(Rows from a figure dataset)

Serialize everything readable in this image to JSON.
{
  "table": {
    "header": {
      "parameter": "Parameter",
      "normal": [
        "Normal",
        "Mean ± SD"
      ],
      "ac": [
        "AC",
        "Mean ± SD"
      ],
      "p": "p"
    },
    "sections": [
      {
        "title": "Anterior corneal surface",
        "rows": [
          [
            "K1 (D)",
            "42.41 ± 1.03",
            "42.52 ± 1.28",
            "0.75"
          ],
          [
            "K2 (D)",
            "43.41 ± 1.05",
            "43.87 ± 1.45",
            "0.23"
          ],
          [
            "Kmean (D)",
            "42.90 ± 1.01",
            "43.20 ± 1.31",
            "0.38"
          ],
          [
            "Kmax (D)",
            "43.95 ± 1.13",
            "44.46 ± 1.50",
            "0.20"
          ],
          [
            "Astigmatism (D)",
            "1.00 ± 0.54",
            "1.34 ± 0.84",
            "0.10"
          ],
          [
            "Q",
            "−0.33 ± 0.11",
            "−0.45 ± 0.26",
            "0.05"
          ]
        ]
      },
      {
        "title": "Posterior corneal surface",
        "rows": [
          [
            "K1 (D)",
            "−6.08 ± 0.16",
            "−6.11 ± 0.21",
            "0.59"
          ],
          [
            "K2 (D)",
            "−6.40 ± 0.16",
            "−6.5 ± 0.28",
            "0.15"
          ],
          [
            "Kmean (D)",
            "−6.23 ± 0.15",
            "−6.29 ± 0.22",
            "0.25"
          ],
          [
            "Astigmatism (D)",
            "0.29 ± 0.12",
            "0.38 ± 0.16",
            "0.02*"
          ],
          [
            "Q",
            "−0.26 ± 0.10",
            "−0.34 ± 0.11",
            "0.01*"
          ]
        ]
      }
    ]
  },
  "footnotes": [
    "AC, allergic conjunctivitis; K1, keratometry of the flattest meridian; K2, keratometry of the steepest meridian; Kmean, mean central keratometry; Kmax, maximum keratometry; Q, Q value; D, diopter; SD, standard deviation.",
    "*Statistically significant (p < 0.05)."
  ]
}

:: DESCRIPTION OF THE TASK ::
Your task is to report how many lines of the material include the string "title". Give the number and no other words.

:: EXPECTED ANSWER ::
2